Search the records for the word "stimuli" and copy every line in which it occurs.

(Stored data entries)
BEGIN
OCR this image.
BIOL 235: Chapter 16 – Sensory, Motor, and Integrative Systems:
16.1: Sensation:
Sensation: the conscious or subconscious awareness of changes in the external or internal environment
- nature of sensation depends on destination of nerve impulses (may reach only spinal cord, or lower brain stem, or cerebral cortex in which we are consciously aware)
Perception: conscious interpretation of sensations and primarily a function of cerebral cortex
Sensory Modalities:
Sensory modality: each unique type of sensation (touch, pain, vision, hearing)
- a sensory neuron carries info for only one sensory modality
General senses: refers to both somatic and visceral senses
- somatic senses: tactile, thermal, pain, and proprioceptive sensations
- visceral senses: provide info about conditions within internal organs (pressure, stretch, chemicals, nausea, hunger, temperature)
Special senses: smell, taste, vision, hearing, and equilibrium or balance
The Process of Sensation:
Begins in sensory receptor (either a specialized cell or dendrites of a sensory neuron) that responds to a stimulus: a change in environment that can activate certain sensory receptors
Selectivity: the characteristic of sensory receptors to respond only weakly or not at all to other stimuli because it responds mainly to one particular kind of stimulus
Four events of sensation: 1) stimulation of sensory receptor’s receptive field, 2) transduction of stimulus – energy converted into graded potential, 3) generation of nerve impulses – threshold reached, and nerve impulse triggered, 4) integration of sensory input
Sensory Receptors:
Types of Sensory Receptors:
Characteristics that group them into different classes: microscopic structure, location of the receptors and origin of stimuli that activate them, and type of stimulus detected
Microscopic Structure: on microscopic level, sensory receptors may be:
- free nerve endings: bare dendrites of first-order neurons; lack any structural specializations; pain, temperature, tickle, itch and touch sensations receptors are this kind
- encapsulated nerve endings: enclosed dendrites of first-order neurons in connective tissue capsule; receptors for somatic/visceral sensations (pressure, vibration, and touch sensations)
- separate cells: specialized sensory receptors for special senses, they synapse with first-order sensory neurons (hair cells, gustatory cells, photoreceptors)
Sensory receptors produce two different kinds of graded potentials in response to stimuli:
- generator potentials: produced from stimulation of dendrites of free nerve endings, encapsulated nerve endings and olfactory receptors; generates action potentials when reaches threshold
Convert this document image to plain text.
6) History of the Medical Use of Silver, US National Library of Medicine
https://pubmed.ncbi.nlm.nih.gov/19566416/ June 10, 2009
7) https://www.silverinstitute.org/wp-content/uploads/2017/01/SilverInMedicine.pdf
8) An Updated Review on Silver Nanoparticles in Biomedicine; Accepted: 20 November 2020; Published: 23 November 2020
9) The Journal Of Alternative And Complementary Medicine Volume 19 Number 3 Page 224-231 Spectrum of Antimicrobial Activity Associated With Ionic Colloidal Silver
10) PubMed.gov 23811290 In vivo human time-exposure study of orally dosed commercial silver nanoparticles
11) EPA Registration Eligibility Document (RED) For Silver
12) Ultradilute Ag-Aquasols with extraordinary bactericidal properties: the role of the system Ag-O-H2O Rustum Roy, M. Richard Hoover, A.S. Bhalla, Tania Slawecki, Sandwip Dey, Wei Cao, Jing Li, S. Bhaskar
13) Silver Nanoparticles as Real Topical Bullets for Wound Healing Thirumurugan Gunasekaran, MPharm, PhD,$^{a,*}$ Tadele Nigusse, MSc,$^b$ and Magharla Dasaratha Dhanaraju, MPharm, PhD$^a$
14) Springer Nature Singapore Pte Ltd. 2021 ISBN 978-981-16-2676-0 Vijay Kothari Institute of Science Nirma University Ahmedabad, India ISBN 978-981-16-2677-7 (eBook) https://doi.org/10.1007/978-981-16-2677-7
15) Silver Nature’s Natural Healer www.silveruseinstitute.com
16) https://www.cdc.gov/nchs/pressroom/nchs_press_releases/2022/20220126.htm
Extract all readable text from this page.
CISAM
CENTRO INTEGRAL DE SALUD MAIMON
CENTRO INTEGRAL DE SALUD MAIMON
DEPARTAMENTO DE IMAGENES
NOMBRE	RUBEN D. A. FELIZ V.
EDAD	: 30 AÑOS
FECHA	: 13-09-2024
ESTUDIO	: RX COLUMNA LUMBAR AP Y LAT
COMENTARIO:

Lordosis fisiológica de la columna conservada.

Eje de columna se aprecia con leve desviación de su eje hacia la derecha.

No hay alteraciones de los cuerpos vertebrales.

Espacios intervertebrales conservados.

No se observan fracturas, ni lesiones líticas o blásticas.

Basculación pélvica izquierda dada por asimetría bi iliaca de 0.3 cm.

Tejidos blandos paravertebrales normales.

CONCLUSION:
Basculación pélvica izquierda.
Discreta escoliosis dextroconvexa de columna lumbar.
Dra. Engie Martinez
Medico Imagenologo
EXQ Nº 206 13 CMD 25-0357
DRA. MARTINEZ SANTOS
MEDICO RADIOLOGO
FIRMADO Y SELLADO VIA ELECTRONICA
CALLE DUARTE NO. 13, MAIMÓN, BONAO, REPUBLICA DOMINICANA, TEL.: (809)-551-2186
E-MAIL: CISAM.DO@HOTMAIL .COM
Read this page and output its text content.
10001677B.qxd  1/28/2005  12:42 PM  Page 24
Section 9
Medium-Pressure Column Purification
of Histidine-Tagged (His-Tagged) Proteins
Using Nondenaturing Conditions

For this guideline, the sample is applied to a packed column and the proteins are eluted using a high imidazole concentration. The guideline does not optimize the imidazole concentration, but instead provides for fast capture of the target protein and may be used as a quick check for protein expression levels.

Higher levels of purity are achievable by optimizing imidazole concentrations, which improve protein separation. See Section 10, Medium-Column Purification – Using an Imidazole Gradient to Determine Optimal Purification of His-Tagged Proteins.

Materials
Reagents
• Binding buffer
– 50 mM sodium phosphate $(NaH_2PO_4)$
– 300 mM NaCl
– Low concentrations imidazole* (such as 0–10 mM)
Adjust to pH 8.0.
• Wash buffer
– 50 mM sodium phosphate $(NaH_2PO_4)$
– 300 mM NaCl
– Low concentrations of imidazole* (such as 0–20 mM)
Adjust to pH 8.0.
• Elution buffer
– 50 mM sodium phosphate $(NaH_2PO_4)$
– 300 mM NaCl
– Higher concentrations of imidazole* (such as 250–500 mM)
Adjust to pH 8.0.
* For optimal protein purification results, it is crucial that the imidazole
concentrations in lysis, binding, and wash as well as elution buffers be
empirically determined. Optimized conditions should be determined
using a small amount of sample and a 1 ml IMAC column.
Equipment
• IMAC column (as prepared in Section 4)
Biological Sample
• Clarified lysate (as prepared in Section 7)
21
END
▶ _RESULT_
Selectivity: the characteristic of sensory receptors to respond only weakly or not at all to other stimuli because it responds mainly to one particular kind of stimulus
Characteristics that group them into different classes: microscopic structure, location of the receptors and origin of stimuli that activate them, and type of stimulus detected
Sensory receptors produce two different kinds of graded potentials in response to stimuli:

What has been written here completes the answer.